▶ [Exercise 1]
Answer these questions about the financial statement notes, one line each, marking your answers (a), (b) and (c):
(a) How will the Company report the tax impact of GILTI?
(b) On what date did the Company adopt ASU 2019-12?
(c) On what date did the Thryv Australia Acquisition take place?
▶ [Exercise 2] Summarize the financial statement notes in three sentences.
▶ [Exercise 3] Continue the financial statement notes after their last sentence.

The Company will report the tax impact of global intangible low-taxed income (“GILTI”) as a period cost when incurred. Accordingly, the Company is not providing deferred taxes for basis differences expected to reverse as GILTI.

Recently Adopted Accounting Pronouncements

In December 2019, the Financial Accounting Standards Board (“FASB”) issued Accounting Standards Update (“ASU”) 2019-12, Simplifying the Accounting for Income Taxes (Topic 740), which is intended to simplify various aspects related to accounting for income taxes. ASU 2019-12 removes certain exceptions to the general principles in Topic 740 and also
10


clarifies and amends existing guidance to improve consistent application. ASU 2019-12 will be effective for interim and annual periods beginning after December 15, 2020. Early adoption is permitted. The Company adopted ASU 2019-12 on January 1, 2021. The adoption of ASU 2019-12 did not have a material impact on the Company's consolidated financial statements.


Note 2      Acquisitions

Thryv Australia Acquisition

On March 1, 2021 (the “Acquisition Date”), Thryv Australia Holdings Pty Ltd (formerly Thryv Australia Pty Ltd) (“Buyer”), an Australian proprietary limited company and a direct wholly-owned subsidiary of Thryv International Holding LLC, a direct and wholly owned subsidiary of the Company, acquired all of the issued and outstanding equity interests of (i) Sunshine NewCo Pty Ltd, an Australian proprietary limited company, and its subsidiaries, and (ii) Sensis Holding Limited (“Thryv Australia”), a private limited company incorporated under the laws of England and Wales, and its subsidiaries (collectively, the “Thryv Australia Acquisition”). The Thryv Australia Acquisition expanded the Company's market share with a broader geographical footprint. Additionally, the Thryv Australia Acquisition provided the Company with a significant increase in clients. Thryv Australia is a provider of marketing solutions serving SMBs in Australia. Control was obtained by means of acquiring all the voting interests.

▶ [Dataset]

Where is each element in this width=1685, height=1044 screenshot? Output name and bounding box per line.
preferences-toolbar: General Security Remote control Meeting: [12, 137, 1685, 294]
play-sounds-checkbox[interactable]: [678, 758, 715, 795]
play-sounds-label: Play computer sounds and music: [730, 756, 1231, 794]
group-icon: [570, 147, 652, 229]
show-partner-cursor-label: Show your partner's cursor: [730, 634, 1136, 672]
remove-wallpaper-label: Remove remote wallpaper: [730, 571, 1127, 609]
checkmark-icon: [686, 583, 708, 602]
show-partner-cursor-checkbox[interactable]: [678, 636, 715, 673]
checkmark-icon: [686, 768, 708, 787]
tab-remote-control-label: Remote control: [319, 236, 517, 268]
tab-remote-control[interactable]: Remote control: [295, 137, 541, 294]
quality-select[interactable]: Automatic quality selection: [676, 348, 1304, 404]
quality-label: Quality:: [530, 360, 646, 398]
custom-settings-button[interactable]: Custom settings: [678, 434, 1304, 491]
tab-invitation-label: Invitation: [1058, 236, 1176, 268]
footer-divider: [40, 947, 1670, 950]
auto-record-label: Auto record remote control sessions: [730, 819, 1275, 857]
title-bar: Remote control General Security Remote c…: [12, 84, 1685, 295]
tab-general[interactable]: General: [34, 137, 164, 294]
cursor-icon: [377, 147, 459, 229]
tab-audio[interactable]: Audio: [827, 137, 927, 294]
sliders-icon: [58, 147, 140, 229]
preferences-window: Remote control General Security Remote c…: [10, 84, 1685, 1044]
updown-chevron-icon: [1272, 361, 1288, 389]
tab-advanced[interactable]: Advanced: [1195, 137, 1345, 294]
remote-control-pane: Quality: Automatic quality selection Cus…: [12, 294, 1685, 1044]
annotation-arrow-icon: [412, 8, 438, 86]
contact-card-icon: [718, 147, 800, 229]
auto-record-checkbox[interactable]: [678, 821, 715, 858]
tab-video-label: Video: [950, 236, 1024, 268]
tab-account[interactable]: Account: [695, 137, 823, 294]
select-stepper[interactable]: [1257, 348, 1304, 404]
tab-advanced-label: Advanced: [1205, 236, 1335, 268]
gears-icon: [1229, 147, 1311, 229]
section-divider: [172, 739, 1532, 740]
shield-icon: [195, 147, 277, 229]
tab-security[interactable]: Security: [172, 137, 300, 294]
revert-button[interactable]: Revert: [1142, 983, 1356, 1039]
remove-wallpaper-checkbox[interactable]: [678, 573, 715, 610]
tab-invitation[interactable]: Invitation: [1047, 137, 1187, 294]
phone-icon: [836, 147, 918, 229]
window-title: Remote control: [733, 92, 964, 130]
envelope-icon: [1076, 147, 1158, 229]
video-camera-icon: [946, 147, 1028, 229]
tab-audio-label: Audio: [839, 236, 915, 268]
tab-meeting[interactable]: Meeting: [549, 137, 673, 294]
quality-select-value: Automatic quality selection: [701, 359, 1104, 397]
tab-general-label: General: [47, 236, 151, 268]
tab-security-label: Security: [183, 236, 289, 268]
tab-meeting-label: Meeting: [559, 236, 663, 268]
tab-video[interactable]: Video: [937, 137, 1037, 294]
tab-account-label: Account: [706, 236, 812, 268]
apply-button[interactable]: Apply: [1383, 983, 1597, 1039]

▶ [Exercise output 1]
(a) As a period cost when incurred.
(b) January 1, 2021.
(c) March 1, 2021.

▶ [Exercise output 2] The Company reports the tax impact of GILTI as a period cost when incurred, so it provides no deferred taxes for basis differences expected to reverse as GILTI. The Company adopted ASU 2019-12, which simplifies accounting for income taxes, on January 1, 2021, with no material impact on its consolidated financial statements. On March 1, 2021, a subsidiary of the Company acquired all equity interests of Sunshine NewCo Pty Ltd and Sensis Holding Limited (Thryv Australia), a provider of marketing solutions to SMBs in Australia, which broadened the Company's geographical footprint and significantly increased its clients.

▶ [Exercise output 3]
In connection with the Thryv Australia Acquisition, the Company paid consideration of approximately $216.2 million in cash, subject to customary closing adjustments, financed by a New Term Loan (as defined in Note 8, Debt Obligations) that was entered into on the Acquisition Date. All acquisition-related costs, amounting to $8.7 million, were expensed as incurred by the Company and no portion of these costs are included in consideration transferred. These costs were presented within General and administrative expense in the Company's consolidated statement of operations. Additionally, as part of the effort to fund the Thryv Australia Acquisition, the Company incurred debt issuance costs of $4.2 million related to a New Term Loan, of which $2.5 million was capitalized and is being amortized using the effective interest method. See Note 8, Debt Obligations.

The Company accounted for the Thryv Australia Acquisition using the acquisition method of accounting in accordance with Accounting Standards Codification 805, Business Combinations (ASC 805). This requires that the assets acquired and liabilities assumed are measured at fair value. With the assistance of a third-party valuation firm, the Company determined, using Level 3 inputs (see Note 4, Fair Value Measurements), the fair value of certain assets and liabilities, including fixed assets, intangible assets, and contract liabilities, by applying a combination of the income approach and the cost approach. Specific to intangible assets, client relationships were valued using a combination of the income and excess earnings approach, whereas trade names were valued using a relief of royalty method. The fair values of fixed assets, intangible assets and other assets acquired and liabilities assumed, have been prepared on a preliminary basis with information currently available and are subject to change. Management is still reviewing the characteristics and assumptions related to Thryv Australia’s assets acquired and liabilities assumed. The preliminary purchase price allocation is expected to be finalized within 12 months after the Acquisition Date.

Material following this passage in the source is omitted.